Task goal:
Return the entries verbatim and drop every picture.

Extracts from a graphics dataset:
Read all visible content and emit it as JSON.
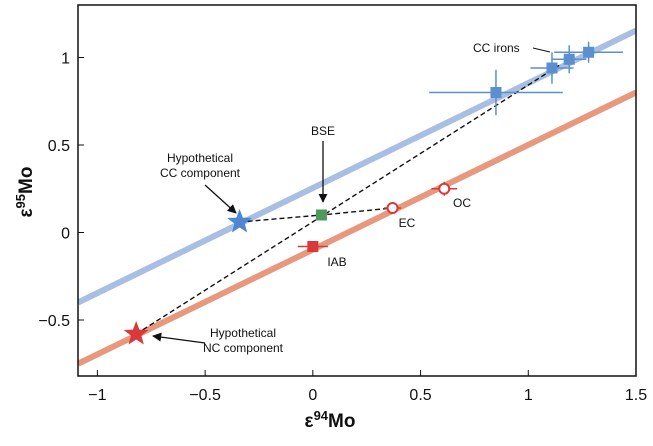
{
  "chart_data": {
    "type": "scatter",
    "xlabel": [
      "ε",
      "94",
      "Mo"
    ],
    "ylabel": [
      "ε",
      "95",
      "Mo"
    ],
    "xlim": [
      -1.09,
      1.5
    ],
    "ylim": [
      -0.82,
      1.3
    ],
    "xticks": [
      {
        "value": -1,
        "label": "−1"
      },
      {
        "value": -0.5,
        "label": "−0.5"
      },
      0,
      0.5,
      1,
      1.5
    ],
    "yticks": [
      {
        "value": -0.5,
        "label": "−0.5"
      },
      0,
      0.5,
      1
    ],
    "lines": [
      {
        "color": "#a8bee3",
        "x": [
          -1.09,
          1.5
        ],
        "values": [
          -0.4,
          1.154
        ]
      },
      {
        "color": "#e8987c",
        "x": [
          -1.09,
          1.5
        ],
        "values": [
          -0.75,
          0.8
        ]
      }
    ],
    "dashed_lines": [
      {
        "x": [
          -0.82,
          1.15
        ],
        "values": [
          -0.58,
          0.96
        ]
      },
      {
        "x": [
          -0.34,
          0.04,
          0.37
        ],
        "values": [
          0.06,
          0.1,
          0.14
        ]
      }
    ],
    "series": [
      {
        "name": "CC irons",
        "marker": "square",
        "color": "#5b8fd0",
        "x": [
          0.85,
          1.11,
          1.19,
          1.28
        ],
        "values": [
          0.8,
          0.94,
          0.99,
          1.03
        ],
        "xerr": [
          0.31,
          0.1,
          0.08,
          0.16
        ],
        "yerr": [
          0.13,
          0.09,
          0.08,
          0.06
        ]
      },
      {
        "name": "BSE",
        "marker": "square",
        "color": "#4f9a5a",
        "x": [
          0.04
        ],
        "values": [
          0.1
        ]
      },
      {
        "name": "IAB",
        "marker": "square",
        "color": "#d9393a",
        "x": [
          0.0
        ],
        "values": [
          -0.08
        ],
        "xerr": [
          0.07
        ]
      },
      {
        "name": "EC",
        "marker": "circle",
        "color": "#d9393a",
        "x": [
          0.37
        ],
        "values": [
          0.14
        ],
        "xerr": [
          0.04
        ]
      },
      {
        "name": "OC",
        "marker": "circle",
        "color": "#d9393a",
        "x": [
          0.61
        ],
        "values": [
          0.25
        ],
        "xerr": [
          0.06
        ],
        "yerr": [
          0.04
        ]
      },
      {
        "name": [
          "Hypothetical",
          "CC component"
        ],
        "marker": "star",
        "color": "#4f86cf",
        "x": [
          -0.34
        ],
        "values": [
          0.06
        ]
      },
      {
        "name": [
          "Hypothetical",
          "NC component"
        ],
        "marker": "star",
        "color": "#d9393a",
        "x": [
          -0.82
        ],
        "values": [
          -0.58
        ]
      }
    ]
  }
}
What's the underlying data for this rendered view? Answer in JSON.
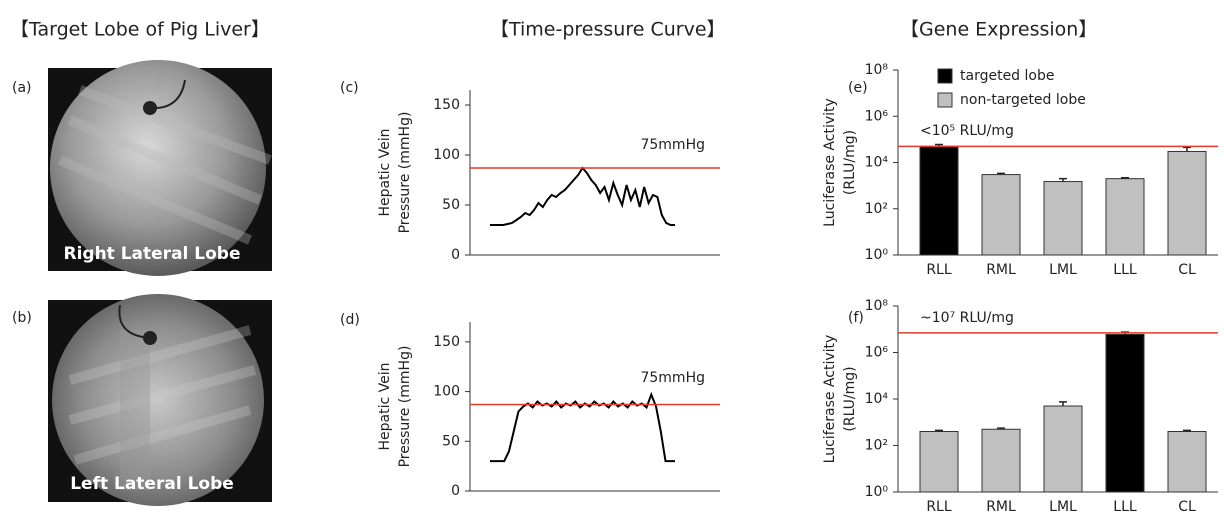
{
  "figure": {
    "headers": [
      "【Target Lobe of Pig Liver】",
      "【Time-pressure Curve】",
      "【Gene Expression】"
    ],
    "panels": [
      {
        "label": "(a)",
        "caption": "Right Lateral Lobe"
      },
      {
        "label": "(b)",
        "caption": "Left Lateral Lobe"
      }
    ]
  },
  "chart_data": [
    {
      "type": "line",
      "panel": "(c)",
      "ylabel": [
        "Hepatic Vein",
        "Pressure (mmHg)"
      ],
      "color": "#000000",
      "values": [
        30,
        30,
        30,
        30,
        31,
        32,
        35,
        38,
        42,
        40,
        45,
        52,
        48,
        55,
        60,
        58,
        62,
        65,
        70,
        75,
        80,
        87,
        82,
        75,
        70,
        62,
        68,
        55,
        72,
        60,
        50,
        70,
        55,
        65,
        48,
        68,
        52,
        60,
        58,
        40,
        32,
        30,
        30
      ],
      "ylim": [
        0,
        165
      ],
      "yticks": [
        0,
        50,
        100,
        150
      ],
      "reference_line": {
        "value": 87,
        "color": "#e8392a"
      },
      "annotation": "75mmHg"
    },
    {
      "type": "line",
      "panel": "(d)",
      "ylabel": [
        "Hepatic Vein",
        "Pressure (mmHg)"
      ],
      "color": "#000000",
      "values": [
        30,
        30,
        30,
        30,
        40,
        60,
        80,
        85,
        88,
        84,
        90,
        86,
        88,
        85,
        90,
        84,
        88,
        86,
        90,
        84,
        88,
        85,
        90,
        86,
        88,
        84,
        90,
        85,
        88,
        84,
        90,
        86,
        88,
        84,
        97,
        85,
        60,
        30,
        30,
        30
      ],
      "ylim": [
        0,
        170
      ],
      "yticks": [
        0,
        50,
        100,
        150
      ],
      "reference_line": {
        "value": 87,
        "color": "#e8392a"
      },
      "annotation": "75mmHg"
    },
    {
      "type": "bar",
      "panel": "(e)",
      "ylabel": [
        "Luciferase Activity",
        "(RLU/mg)"
      ],
      "categories": [
        "RLL",
        "RML",
        "LML",
        "LLL",
        "CL"
      ],
      "values": [
        50000,
        3000,
        1500,
        2000,
        30000
      ],
      "errors": [
        10000,
        400,
        500,
        200,
        15000
      ],
      "colors": [
        "#000000",
        "#c0c0c0",
        "#c0c0c0",
        "#c0c0c0",
        "#c0c0c0"
      ],
      "legend": [
        {
          "name": "targeted lobe",
          "color": "#000000"
        },
        {
          "name": "non-targeted lobe",
          "color": "#c0c0c0"
        }
      ],
      "log_scale": true,
      "ylim": [
        1,
        100000000
      ],
      "yticks": [
        {
          "value": 1,
          "label": "10⁰"
        },
        {
          "value": 100,
          "label": "10²"
        },
        {
          "value": 10000,
          "label": "10⁴"
        },
        {
          "value": 1000000,
          "label": "10⁶"
        },
        {
          "value": 100000000,
          "label": "10⁸"
        }
      ],
      "reference_line": {
        "value": 50000,
        "color": "#e8392a"
      },
      "annotation": "<10⁵ RLU/mg"
    },
    {
      "type": "bar",
      "panel": "(f)",
      "ylabel": [
        "Luciferase Activity",
        "(RLU/mg)"
      ],
      "categories": [
        "RLL",
        "RML",
        "LML",
        "LLL",
        "CL"
      ],
      "values": [
        400,
        500,
        5000,
        6000000,
        400
      ],
      "errors": [
        50,
        60,
        2500,
        1500000,
        50
      ],
      "colors": [
        "#c0c0c0",
        "#c0c0c0",
        "#c0c0c0",
        "#000000",
        "#c0c0c0"
      ],
      "log_scale": true,
      "ylim": [
        1,
        100000000
      ],
      "yticks": [
        {
          "value": 1,
          "label": "10⁰"
        },
        {
          "value": 100,
          "label": "10²"
        },
        {
          "value": 10000,
          "label": "10⁴"
        },
        {
          "value": 1000000,
          "label": "10⁶"
        },
        {
          "value": 100000000,
          "label": "10⁸"
        }
      ],
      "reference_line": {
        "value": 7000000,
        "color": "#e8392a"
      },
      "annotation": "~10⁷ RLU/mg"
    }
  ]
}
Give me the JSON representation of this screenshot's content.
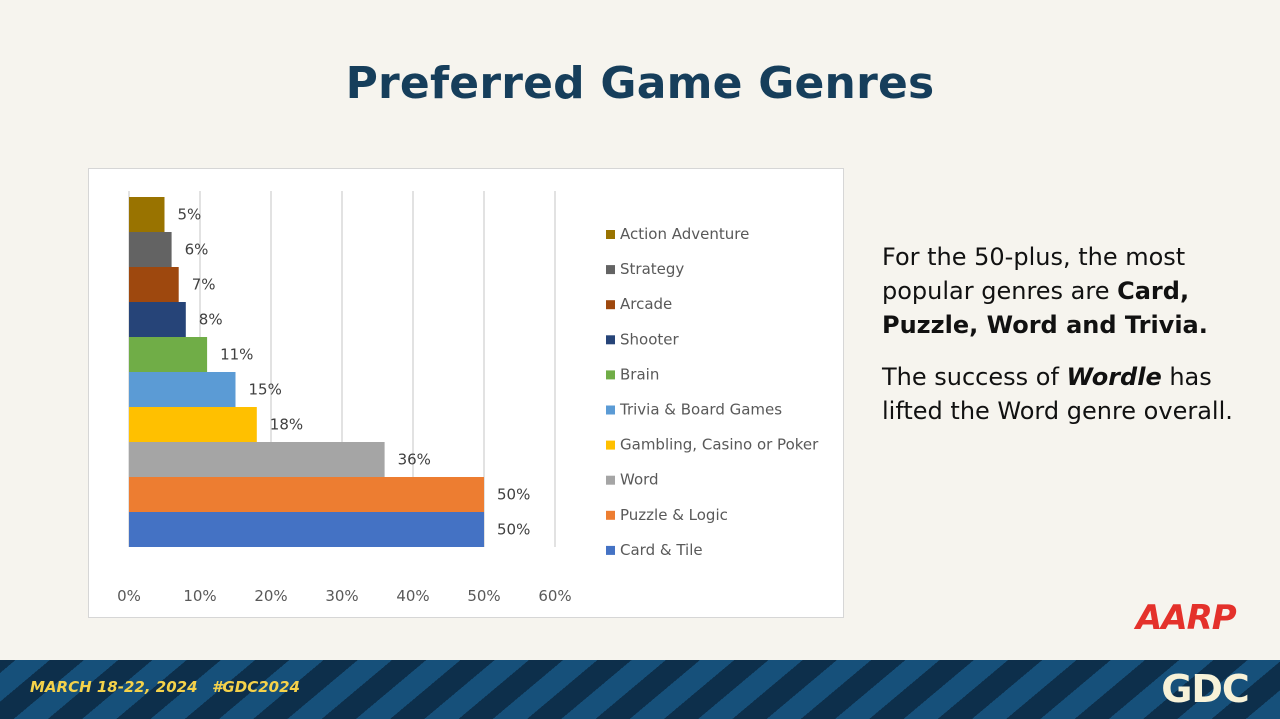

Exercise output:
Read all visible content and emit it as JSON.
{
  "chart_data": {
    "type": "scatter",
    "xlabel": [
      "ε",
      "94",
      "Mo"
    ],
    "ylabel": [
      "ε",
      "95",
      "Mo"
    ],
    "xlim": [
      -1.09,
      1.5
    ],
    "ylim": [
      -0.82,
      1.3
    ],
    "xticks": [
      {
        "value": -1,
        "label": "−1"
      },
      {
        "value": -0.5,
        "label": "−0.5"
      },
      0,
      0.5,
      1,
      1.5
    ],
    "yticks": [
      {
        "value": -0.5,
        "label": "−0.5"
      },
      0,
      0.5,
      1
    ],
    "lines": [
      {
        "color": "#a8bee3",
        "x": [
          -1.09,
          1.5
        ],
        "values": [
          -0.4,
          1.154
        ]
      },
      {
        "color": "#e8987c",
        "x": [
          -1.09,
          1.5
        ],
        "values": [
          -0.75,
          0.8
        ]
      }
    ],
    "dashed_lines": [
      {
        "x": [
          -0.82,
          1.15
        ],
        "values": [
          -0.58,
          0.96
        ]
      },
      {
        "x": [
          -0.34,
          0.04,
          0.37
        ],
        "values": [
          0.06,
          0.1,
          0.14
        ]
      }
    ],
    "series": [
      {
        "name": "CC irons",
        "marker": "square",
        "color": "#5b8fd0",
        "x": [
          0.85,
          1.11,
          1.19,
          1.28
        ],
        "values": [
          0.8,
          0.94,
          0.99,
          1.03
        ],
        "xerr": [
          0.31,
          0.1,
          0.08,
          0.16
        ],
        "yerr": [
          0.13,
          0.09,
          0.08,
          0.06
        ]
      },
      {
        "name": "BSE",
        "marker": "square",
        "color": "#4f9a5a",
        "x": [
          0.04
        ],
        "values": [
          0.1
        ]
      },
      {
        "name": "IAB",
        "marker": "square",
        "color": "#d9393a",
        "x": [
          0.0
        ],
        "values": [
          -0.08
        ],
        "xerr": [
          0.07
        ]
      },
      {
        "name": "EC",
        "marker": "circle",
        "color": "#d9393a",
        "x": [
          0.37
        ],
        "values": [
          0.14
        ],
        "xerr": [
          0.04
        ]
      },
      {
        "name": "OC",
        "marker": "circle",
        "color": "#d9393a",
        "x": [
          0.61
        ],
        "values": [
          0.25
        ],
        "xerr": [
          0.06
        ],
        "yerr": [
          0.04
        ]
      },
      {
        "name": [
          "Hypothetical",
          "CC component"
        ],
        "marker": "star",
        "color": "#4f86cf",
        "x": [
          -0.34
        ],
        "values": [
          0.06
        ]
      },
      {
        "name": [
          "Hypothetical",
          "NC component"
        ],
        "marker": "star",
        "color": "#d9393a",
        "x": [
          -0.82
        ],
        "values": [
          -0.58
        ]
      }
    ]
  }
}
What's the underlying data for this rendered view? Answer in JSON.
{
  "figure": {
    "headers": [
      "【Target Lobe of Pig Liver】",
      "【Time-pressure Curve】",
      "【Gene Expression】"
    ],
    "panels": [
      {
        "label": "(a)",
        "caption": "Right Lateral Lobe"
      },
      {
        "label": "(b)",
        "caption": "Left Lateral Lobe"
      }
    ]
  },
  "chart_data": [
    {
      "type": "line",
      "panel": "(c)",
      "ylabel": [
        "Hepatic Vein",
        "Pressure (mmHg)"
      ],
      "color": "#000000",
      "values": [
        30,
        30,
        30,
        30,
        31,
        32,
        35,
        38,
        42,
        40,
        45,
        52,
        48,
        55,
        60,
        58,
        62,
        65,
        70,
        75,
        80,
        87,
        82,
        75,
        70,
        62,
        68,
        55,
        72,
        60,
        50,
        70,
        55,
        65,
        48,
        68,
        52,
        60,
        58,
        40,
        32,
        30,
        30
      ],
      "ylim": [
        0,
        165
      ],
      "yticks": [
        0,
        50,
        100,
        150
      ],
      "reference_line": {
        "value": 87,
        "color": "#e8392a"
      },
      "annotation": "75mmHg"
    },
    {
      "type": "line",
      "panel": "(d)",
      "ylabel": [
        "Hepatic Vein",
        "Pressure (mmHg)"
      ],
      "color": "#000000",
      "values": [
        30,
        30,
        30,
        30,
        40,
        60,
        80,
        85,
        88,
        84,
        90,
        86,
        88,
        85,
        90,
        84,
        88,
        86,
        90,
        84,
        88,
        85,
        90,
        86,
        88,
        84,
        90,
        85,
        88,
        84,
        90,
        86,
        88,
        84,
        97,
        85,
        60,
        30,
        30,
        30
      ],
      "ylim": [
        0,
        170
      ],
      "yticks": [
        0,
        50,
        100,
        150
      ],
      "reference_line": {
        "value": 87,
        "color": "#e8392a"
      },
      "annotation": "75mmHg"
    },
    {
      "type": "bar",
      "panel": "(e)",
      "ylabel": [
        "Luciferase Activity",
        "(RLU/mg)"
      ],
      "categories": [
        "RLL",
        "RML",
        "LML",
        "LLL",
        "CL"
      ],
      "values": [
        50000,
        3000,
        1500,
        2000,
        30000
      ],
      "errors": [
        10000,
        400,
        500,
        200,
        15000
      ],
      "colors": [
        "#000000",
        "#c0c0c0",
        "#c0c0c0",
        "#c0c0c0",
        "#c0c0c0"
      ],
      "legend": [
        {
          "name": "targeted lobe",
          "color": "#000000"
        },
        {
          "name": "non-targeted lobe",
          "color": "#c0c0c0"
        }
      ],
      "log_scale": true,
      "ylim": [
        1,
        100000000
      ],
      "yticks": [
        {
          "value": 1,
          "label": "10⁰"
        },
        {
          "value": 100,
          "label": "10²"
        },
        {
          "value": 10000,
          "label": "10⁴"
        },
        {
          "value": 1000000,
          "label": "10⁶"
        },
        {
          "value": 100000000,
          "label": "10⁸"
        }
      ],
      "reference_line": {
        "value": 50000,
        "color": "#e8392a"
      },
      "annotation": "<10⁵ RLU/mg"
    },
    {
      "type": "bar",
      "panel": "(f)",
      "ylabel": [
        "Luciferase Activity",
        "(RLU/mg)"
      ],
      "categories": [
        "RLL",
        "RML",
        "LML",
        "LLL",
        "CL"
      ],
      "values": [
        400,
        500,
        5000,
        6000000,
        400
      ],
      "errors": [
        50,
        60,
        2500,
        1500000,
        50
      ],
      "colors": [
        "#c0c0c0",
        "#c0c0c0",
        "#c0c0c0",
        "#000000",
        "#c0c0c0"
      ],
      "log_scale": true,
      "ylim": [
        1,
        100000000
      ],
      "yticks": [
        {
          "value": 1,
          "label": "10⁰"
        },
        {
          "value": 100,
          "label": "10²"
        },
        {
          "value": 10000,
          "label": "10⁴"
        },
        {
          "value": 1000000,
          "label": "10⁶"
        },
        {
          "value": 100000000,
          "label": "10⁸"
        }
      ],
      "reference_line": {
        "value": 7000000,
        "color": "#e8392a"
      },
      "annotation": "~10⁷ RLU/mg"
    }
  ]
}
Give me the JSON representation of this screenshot's content.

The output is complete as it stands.